Exactly as they appear, output all of the entries.

** MATERIAL **
"""
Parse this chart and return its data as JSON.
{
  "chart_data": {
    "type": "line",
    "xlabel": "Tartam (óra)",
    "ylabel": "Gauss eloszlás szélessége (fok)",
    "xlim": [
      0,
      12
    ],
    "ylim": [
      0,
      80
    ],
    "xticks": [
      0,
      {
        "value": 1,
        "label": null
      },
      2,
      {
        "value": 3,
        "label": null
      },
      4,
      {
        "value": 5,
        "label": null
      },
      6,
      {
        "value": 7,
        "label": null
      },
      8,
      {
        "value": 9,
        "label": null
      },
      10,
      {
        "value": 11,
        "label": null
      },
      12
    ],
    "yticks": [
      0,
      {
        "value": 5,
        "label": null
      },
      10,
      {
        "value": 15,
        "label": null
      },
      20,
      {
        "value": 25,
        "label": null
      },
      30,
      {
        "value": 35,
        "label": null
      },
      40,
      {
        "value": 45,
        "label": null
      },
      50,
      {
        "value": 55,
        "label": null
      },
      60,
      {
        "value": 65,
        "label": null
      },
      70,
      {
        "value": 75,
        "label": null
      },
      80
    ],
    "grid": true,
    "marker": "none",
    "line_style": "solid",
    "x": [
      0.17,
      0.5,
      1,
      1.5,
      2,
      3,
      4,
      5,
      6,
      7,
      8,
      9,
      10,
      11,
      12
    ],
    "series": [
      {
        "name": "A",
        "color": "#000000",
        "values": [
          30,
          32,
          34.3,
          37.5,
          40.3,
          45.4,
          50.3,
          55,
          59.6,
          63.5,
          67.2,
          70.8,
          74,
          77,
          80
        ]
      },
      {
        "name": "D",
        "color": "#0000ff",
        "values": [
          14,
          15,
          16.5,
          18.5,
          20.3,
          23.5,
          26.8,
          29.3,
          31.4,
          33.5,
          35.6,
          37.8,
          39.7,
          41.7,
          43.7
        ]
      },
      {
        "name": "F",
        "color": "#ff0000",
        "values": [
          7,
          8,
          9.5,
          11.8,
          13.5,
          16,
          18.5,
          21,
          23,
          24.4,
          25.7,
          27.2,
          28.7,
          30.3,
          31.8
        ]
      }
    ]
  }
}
"""
** FULL RESPONSE **
Parse this chart and return its data as JSON.
{
  "chart_data": {
    "type": "line",
    "xlabel": "Tartam (óra)",
    "ylabel": "Gauss eloszlás szélessége (fok)",
    "xlim": [
      0,
      12
    ],
    "ylim": [
      0,
      80
    ],
    "xticks": [
      0,
      {
        "value": 1,
        "label": null
      },
      2,
      {
        "value": 3,
        "label": null
      },
      4,
      {
        "value": 5,
        "label": null
      },
      6,
      {
        "value": 7,
        "label": null
      },
      8,
      {
        "value": 9,
        "label": null
      },
      10,
      {
        "value": 11,
        "label": null
      },
      12
    ],
    "yticks": [
      0,
      {
        "value": 5,
        "label": null
      },
      10,
      {
        "value": 15,
        "label": null
      },
      20,
      {
        "value": 25,
        "label": null
      },
      30,
      {
        "value": 35,
        "label": null
      },
      40,
      {
        "value": 45,
        "label": null
      },
      50,
      {
        "value": 55,
        "label": null
      },
      60,
      {
        "value": 65,
        "label": null
      },
      70,
      {
        "value": 75,
        "label": null
      },
      80
    ],
    "grid": true,
    "marker": "none",
    "line_style": "solid",
    "x": [
      0.17,
      0.5,
      1,
      1.5,
      2,
      3,
      4,
      5,
      6,
      7,
      8,
      9,
      10,
      11,
      12
    ],
    "series": [
      {
        "name": "A",
        "color": "#000000",
        "values": [
          30,
          32,
          34.3,
          37.5,
          40.3,
          45.4,
          50.3,
          55,
          59.6,
          63.5,
          67.2,
          70.8,
          74,
          77,
          80
        ]
      },
      {
        "name": "D",
        "color": "#0000ff",
        "values": [
          14,
          15,
          16.5,
          18.5,
          20.3,
          23.5,
          26.8,
          29.3,
          31.4,
          33.5,
          35.6,
          37.8,
          39.7,
          41.7,
          43.7
        ]
      },
      {
        "name": "F",
        "color": "#ff0000",
        "values": [
          7,
          8,
          9.5,
          11.8,
          13.5,
          16,
          18.5,
          21,
          23,
          24.4,
          25.7,
          27.2,
          28.7,
          30.3,
          31.8
        ]
      }
    ]
  }
}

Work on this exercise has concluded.